(Data records)
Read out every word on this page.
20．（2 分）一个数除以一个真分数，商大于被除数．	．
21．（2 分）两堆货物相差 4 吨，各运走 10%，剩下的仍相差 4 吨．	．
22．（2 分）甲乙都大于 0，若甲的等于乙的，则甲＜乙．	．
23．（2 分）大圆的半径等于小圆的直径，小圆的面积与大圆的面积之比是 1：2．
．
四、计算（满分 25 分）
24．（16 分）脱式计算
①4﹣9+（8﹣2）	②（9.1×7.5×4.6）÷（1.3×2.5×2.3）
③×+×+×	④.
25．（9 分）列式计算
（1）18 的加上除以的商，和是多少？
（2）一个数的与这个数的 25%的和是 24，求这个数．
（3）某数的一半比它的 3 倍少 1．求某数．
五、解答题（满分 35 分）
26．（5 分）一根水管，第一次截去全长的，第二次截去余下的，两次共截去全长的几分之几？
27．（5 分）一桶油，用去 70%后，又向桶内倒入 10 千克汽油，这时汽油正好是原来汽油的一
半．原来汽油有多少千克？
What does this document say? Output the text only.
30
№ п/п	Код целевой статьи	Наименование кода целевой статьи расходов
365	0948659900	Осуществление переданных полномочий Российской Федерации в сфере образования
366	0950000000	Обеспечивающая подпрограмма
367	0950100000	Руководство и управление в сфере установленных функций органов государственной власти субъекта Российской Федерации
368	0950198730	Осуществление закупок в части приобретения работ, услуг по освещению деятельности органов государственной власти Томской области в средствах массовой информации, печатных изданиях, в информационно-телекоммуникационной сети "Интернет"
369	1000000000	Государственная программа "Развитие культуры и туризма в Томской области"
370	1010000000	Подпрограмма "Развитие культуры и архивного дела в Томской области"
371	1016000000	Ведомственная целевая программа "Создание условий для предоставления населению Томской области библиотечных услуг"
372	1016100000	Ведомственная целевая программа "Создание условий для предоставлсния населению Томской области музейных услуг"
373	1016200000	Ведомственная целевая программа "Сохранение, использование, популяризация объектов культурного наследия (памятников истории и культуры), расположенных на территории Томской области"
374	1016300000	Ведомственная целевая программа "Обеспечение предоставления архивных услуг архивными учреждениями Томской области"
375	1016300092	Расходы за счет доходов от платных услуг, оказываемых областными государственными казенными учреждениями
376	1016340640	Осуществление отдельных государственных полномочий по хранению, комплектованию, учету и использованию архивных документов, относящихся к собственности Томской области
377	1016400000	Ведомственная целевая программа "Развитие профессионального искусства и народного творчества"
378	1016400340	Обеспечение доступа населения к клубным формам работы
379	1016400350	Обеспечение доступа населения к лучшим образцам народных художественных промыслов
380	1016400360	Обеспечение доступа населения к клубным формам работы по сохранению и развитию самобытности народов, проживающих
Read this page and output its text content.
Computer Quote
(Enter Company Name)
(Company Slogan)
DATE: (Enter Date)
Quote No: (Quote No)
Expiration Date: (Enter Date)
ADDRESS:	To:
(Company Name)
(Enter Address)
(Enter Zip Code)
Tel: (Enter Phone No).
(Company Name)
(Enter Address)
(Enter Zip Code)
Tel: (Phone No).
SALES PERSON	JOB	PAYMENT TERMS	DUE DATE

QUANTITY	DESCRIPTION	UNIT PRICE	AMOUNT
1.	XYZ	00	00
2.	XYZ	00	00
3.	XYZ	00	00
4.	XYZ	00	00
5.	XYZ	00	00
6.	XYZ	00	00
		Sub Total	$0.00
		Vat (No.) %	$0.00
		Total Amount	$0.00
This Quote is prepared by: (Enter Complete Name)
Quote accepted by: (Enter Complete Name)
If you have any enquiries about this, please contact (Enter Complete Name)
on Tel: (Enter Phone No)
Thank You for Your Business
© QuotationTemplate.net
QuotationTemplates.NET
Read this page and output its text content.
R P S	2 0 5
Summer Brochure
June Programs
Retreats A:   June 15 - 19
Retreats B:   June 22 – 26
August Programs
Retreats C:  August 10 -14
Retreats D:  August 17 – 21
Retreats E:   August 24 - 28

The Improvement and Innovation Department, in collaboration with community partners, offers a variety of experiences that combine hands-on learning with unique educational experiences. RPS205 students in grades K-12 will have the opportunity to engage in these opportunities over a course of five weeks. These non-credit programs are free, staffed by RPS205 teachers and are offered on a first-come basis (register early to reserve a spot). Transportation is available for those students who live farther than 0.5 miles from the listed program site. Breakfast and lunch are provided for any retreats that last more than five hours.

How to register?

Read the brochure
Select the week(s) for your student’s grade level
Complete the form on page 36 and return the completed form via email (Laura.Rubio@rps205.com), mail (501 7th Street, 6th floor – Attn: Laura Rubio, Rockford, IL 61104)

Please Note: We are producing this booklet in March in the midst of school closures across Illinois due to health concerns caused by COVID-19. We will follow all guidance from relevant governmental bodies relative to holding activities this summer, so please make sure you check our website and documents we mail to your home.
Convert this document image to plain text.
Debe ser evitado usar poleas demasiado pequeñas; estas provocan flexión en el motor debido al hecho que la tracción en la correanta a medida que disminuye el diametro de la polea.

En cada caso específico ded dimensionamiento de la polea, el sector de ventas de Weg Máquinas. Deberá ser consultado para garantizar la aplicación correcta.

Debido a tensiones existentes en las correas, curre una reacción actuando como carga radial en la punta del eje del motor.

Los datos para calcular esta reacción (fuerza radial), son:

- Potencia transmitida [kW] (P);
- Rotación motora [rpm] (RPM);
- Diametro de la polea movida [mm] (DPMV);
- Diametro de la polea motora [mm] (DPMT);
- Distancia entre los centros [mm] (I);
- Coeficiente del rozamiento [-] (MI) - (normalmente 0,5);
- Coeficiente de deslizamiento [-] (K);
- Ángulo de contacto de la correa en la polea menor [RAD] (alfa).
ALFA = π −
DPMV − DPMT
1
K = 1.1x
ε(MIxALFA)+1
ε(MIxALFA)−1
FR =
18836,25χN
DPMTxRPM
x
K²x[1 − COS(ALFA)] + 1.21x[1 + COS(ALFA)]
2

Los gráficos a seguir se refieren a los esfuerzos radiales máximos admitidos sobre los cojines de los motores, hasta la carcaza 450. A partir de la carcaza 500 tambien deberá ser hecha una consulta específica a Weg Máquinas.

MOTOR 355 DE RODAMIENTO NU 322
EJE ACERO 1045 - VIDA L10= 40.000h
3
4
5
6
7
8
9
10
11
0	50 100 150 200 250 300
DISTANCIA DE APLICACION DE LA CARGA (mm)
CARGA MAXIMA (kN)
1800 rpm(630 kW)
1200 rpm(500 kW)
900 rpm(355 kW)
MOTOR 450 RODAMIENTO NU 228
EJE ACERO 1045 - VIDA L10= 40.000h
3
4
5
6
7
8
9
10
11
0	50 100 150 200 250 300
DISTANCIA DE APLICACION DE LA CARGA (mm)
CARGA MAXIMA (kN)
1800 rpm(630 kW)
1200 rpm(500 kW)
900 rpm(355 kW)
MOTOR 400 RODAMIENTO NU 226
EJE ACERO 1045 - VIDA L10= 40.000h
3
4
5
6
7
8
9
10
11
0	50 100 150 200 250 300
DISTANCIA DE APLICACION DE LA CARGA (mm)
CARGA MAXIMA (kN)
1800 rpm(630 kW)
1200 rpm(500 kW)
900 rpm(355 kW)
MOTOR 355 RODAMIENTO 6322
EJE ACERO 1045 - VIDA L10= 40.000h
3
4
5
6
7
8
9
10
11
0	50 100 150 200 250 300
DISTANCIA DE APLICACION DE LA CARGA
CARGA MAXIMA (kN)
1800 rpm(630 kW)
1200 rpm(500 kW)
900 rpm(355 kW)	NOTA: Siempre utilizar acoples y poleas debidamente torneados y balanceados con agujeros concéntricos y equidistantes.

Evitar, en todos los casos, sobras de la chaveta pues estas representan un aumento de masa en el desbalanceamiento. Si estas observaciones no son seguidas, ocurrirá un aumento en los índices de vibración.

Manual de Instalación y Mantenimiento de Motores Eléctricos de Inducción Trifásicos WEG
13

→ **Task brief**
Read through the entries and copy each line in which "estas" appears.

→ **Exercise answer**
Debe ser evitado usar poleas demasiado pequeñas; estas provocan flexión en el motor debido al hecho que la tracción en la correanta a medida que disminuye el diametro de la polea.
Evitar, en todos los casos, sobras de la chaveta pues estas representan un aumento de masa en el desbalanceamiento. Si estas observaciones no son seguidas, ocurrirá un aumento en los índices de vibración.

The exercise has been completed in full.